> **Task to carry out**: Gather all lines from the material that contain "name".

> **Provided entries**:
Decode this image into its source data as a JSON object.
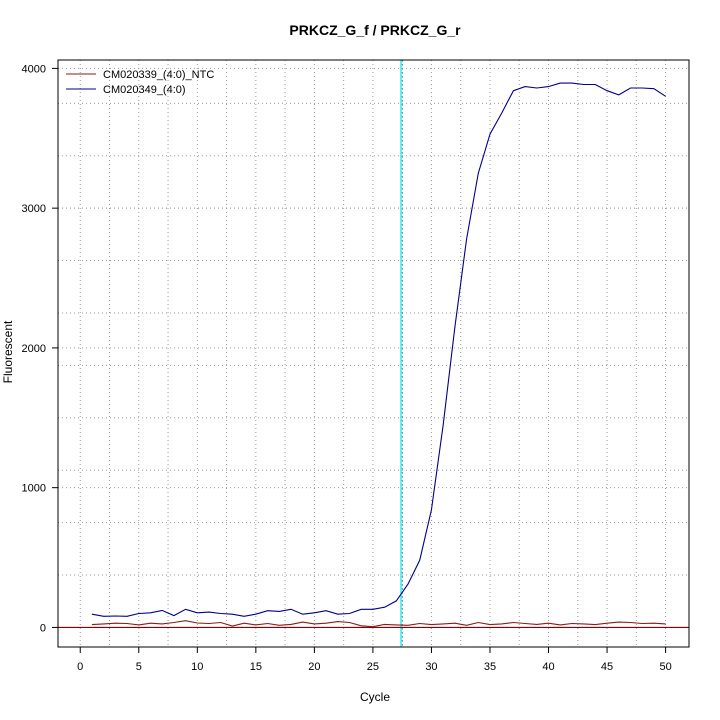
{
  "chart_data": {
    "type": "line",
    "title": "PRKCZ_G_f / PRKCZ_G_r",
    "xlabel": "Cycle",
    "ylabel": "Fluorescent",
    "xlim": [
      -1.9,
      52
    ],
    "ylim": [
      -140,
      4060
    ],
    "x_ticks": [
      0,
      5,
      10,
      15,
      20,
      25,
      30,
      35,
      40,
      45,
      50
    ],
    "y_ticks": [
      0,
      1000,
      2000,
      3000,
      4000
    ],
    "x_minor_grid": [
      2.5,
      7.5,
      12.5,
      17.5,
      22.5,
      27.5,
      32.5,
      37.5,
      42.5,
      47.5
    ],
    "y_minor_grid": [
      375,
      750,
      1125,
      1500,
      1875,
      2250,
      2625,
      3000,
      3375,
      3750
    ],
    "grid": true,
    "legend_position": "top-left",
    "threshold": {
      "x": 27.4,
      "color": "#00e5ee",
      "style": "solid"
    },
    "baseline": {
      "y": 0,
      "color": "#8b0000"
    },
    "series": [
      {
        "name": "CM020339_(4:0)_NTC",
        "color": "#8b1a1a",
        "x": [
          1,
          2,
          3,
          4,
          5,
          6,
          7,
          8,
          9,
          10,
          11,
          12,
          13,
          14,
          15,
          16,
          17,
          18,
          19,
          20,
          21,
          22,
          23,
          24,
          25,
          26,
          27,
          28,
          29,
          30,
          31,
          32,
          33,
          34,
          35,
          36,
          37,
          38,
          39,
          40,
          41,
          42,
          43,
          44,
          45,
          46,
          47,
          48,
          49,
          50
        ],
        "values": [
          20,
          25,
          30,
          28,
          18,
          30,
          25,
          35,
          48,
          32,
          28,
          35,
          10,
          30,
          18,
          28,
          15,
          22,
          38,
          25,
          30,
          42,
          35,
          12,
          5,
          22,
          18,
          15,
          28,
          20,
          25,
          30,
          15,
          35,
          20,
          25,
          35,
          28,
          22,
          30,
          18,
          28,
          25,
          20,
          30,
          38,
          35,
          28,
          30,
          25
        ]
      },
      {
        "name": "CM020349_(4:0)",
        "color": "#00008b",
        "x": [
          1,
          2,
          3,
          4,
          5,
          6,
          7,
          8,
          9,
          10,
          11,
          12,
          13,
          14,
          15,
          16,
          17,
          18,
          19,
          20,
          21,
          22,
          23,
          24,
          25,
          26,
          27,
          28,
          29,
          30,
          31,
          32,
          33,
          34,
          35,
          36,
          37,
          38,
          39,
          40,
          41,
          42,
          43,
          44,
          45,
          46,
          47,
          48,
          49,
          50
        ],
        "values": [
          95,
          80,
          82,
          80,
          100,
          105,
          122,
          85,
          130,
          105,
          110,
          100,
          95,
          80,
          95,
          120,
          115,
          130,
          95,
          105,
          120,
          95,
          100,
          130,
          130,
          145,
          190,
          310,
          480,
          840,
          1450,
          2150,
          2780,
          3250,
          3530,
          3680,
          3840,
          3870,
          3860,
          3870,
          3895,
          3895,
          3885,
          3885,
          3840,
          3810,
          3860,
          3860,
          3855,
          3800
        ]
      }
    ]
  }
}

> **Exercise output**:
        "name": "CM020339_(4:0)_NTC",
        "name": "CM020349_(4:0)",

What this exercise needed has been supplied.